— Requirement —
From the entries below, gather each line containing the word "transpacificus".

Items from a data source
== == ==
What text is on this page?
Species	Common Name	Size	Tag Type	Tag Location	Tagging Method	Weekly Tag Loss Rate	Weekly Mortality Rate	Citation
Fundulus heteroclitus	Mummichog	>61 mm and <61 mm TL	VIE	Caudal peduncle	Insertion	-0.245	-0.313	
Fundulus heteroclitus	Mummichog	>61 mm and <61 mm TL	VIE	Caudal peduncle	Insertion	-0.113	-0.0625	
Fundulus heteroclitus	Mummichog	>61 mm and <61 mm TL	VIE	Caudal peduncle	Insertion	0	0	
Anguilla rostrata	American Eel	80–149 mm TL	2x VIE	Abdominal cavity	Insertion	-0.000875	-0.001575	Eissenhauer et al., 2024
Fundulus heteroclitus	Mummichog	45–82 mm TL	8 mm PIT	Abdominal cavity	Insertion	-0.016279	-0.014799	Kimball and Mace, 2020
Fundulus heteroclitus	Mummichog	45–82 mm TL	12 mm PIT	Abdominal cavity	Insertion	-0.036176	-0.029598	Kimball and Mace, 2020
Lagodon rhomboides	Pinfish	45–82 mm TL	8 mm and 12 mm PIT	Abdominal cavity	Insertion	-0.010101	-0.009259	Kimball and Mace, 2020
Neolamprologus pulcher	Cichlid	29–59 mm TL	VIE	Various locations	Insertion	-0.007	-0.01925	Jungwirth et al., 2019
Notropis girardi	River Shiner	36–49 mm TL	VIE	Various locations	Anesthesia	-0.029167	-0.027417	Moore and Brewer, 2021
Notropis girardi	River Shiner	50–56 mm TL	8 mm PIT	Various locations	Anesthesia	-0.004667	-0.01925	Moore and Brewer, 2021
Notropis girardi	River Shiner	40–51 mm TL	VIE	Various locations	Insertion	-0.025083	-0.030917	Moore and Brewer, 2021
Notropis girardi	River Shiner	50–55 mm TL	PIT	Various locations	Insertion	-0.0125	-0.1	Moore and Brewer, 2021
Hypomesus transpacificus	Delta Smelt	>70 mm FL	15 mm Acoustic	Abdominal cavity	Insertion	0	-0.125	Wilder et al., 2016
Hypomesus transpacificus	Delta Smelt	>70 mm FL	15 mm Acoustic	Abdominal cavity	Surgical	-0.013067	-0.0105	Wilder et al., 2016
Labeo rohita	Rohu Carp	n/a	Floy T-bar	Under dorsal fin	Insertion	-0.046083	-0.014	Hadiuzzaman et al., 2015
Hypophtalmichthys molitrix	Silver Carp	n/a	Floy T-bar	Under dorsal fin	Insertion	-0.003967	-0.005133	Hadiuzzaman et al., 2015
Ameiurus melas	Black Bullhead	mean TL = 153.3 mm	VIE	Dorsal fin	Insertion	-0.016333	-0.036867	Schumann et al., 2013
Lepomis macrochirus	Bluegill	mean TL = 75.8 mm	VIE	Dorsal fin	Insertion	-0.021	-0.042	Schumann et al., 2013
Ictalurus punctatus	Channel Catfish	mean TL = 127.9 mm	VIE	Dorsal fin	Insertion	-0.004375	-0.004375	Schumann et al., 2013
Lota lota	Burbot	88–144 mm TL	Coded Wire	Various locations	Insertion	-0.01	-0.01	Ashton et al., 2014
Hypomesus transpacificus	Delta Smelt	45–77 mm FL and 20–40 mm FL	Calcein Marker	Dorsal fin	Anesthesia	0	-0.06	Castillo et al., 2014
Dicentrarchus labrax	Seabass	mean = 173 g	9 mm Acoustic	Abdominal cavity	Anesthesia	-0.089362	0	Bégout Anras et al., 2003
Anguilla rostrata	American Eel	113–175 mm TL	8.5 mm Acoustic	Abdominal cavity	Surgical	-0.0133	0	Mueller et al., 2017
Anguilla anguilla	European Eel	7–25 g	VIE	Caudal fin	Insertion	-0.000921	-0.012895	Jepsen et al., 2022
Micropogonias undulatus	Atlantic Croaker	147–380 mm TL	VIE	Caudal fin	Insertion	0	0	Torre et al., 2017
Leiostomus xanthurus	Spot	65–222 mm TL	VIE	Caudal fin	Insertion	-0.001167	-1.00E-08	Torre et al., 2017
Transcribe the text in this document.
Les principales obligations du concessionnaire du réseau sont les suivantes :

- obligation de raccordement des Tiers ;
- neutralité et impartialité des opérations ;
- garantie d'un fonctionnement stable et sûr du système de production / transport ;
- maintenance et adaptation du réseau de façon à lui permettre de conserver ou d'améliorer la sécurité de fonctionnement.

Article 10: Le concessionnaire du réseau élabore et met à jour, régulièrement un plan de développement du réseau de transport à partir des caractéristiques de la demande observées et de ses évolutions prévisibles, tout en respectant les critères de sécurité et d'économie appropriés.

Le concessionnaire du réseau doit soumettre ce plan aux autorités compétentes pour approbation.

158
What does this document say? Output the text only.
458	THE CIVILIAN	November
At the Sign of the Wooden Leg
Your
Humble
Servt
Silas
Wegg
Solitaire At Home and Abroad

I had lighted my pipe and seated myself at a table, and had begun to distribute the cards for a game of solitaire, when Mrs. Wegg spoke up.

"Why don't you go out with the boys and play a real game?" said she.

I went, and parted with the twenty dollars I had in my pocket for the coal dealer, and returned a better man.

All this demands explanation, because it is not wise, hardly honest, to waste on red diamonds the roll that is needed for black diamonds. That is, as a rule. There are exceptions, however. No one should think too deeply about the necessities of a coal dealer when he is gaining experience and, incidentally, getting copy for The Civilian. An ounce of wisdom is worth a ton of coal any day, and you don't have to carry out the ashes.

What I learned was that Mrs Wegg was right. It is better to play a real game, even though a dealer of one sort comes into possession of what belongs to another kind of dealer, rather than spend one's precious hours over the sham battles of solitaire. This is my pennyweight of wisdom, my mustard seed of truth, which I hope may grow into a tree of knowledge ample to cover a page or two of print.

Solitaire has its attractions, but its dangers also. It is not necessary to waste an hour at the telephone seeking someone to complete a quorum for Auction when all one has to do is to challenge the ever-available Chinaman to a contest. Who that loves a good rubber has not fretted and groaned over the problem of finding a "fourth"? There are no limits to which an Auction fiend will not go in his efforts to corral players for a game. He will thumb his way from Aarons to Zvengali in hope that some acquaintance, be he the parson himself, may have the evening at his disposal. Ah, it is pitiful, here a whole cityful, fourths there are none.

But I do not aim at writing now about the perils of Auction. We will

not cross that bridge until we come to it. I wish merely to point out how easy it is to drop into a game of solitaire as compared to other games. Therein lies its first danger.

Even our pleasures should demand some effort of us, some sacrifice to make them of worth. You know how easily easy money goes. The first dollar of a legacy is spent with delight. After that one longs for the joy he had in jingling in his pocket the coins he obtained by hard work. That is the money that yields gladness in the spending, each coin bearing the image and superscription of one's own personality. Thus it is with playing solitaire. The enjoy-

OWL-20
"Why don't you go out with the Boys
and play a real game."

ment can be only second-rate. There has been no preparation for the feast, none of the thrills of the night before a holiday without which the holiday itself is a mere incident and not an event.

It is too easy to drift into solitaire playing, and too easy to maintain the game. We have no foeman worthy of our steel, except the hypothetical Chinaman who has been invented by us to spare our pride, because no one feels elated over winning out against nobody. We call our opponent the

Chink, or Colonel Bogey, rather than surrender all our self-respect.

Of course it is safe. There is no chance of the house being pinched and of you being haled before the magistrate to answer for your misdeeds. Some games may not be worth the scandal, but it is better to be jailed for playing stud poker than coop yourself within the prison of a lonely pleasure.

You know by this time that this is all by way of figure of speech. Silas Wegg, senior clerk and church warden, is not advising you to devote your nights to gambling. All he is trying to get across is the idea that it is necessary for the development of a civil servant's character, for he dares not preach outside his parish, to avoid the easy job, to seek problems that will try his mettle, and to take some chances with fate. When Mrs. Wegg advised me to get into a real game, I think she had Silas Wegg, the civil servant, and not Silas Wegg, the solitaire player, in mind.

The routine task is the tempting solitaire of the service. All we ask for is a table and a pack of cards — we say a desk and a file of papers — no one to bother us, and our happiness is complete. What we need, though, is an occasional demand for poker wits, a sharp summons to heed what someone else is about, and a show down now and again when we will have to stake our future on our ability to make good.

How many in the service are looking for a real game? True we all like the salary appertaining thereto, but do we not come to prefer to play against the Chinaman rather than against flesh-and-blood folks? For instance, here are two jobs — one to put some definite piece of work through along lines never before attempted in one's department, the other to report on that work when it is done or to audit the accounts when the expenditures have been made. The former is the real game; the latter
== == ==
— Correct output —
Hypomesus transpacificus	Delta Smelt	>70 mm FL	15 mm Acoustic	Abdominal cavity	Insertion	0	-0.125	Wilder et al., 2016
Hypomesus transpacificus	Delta Smelt	>70 mm FL	15 mm Acoustic	Abdominal cavity	Surgical	-0.013067	-0.0105	Wilder et al., 2016
Hypomesus transpacificus	Delta Smelt	45–77 mm FL and 20–40 mm FL	Calcein Marker	Dorsal fin	Anesthesia	0	-0.06	Castillo et al., 2014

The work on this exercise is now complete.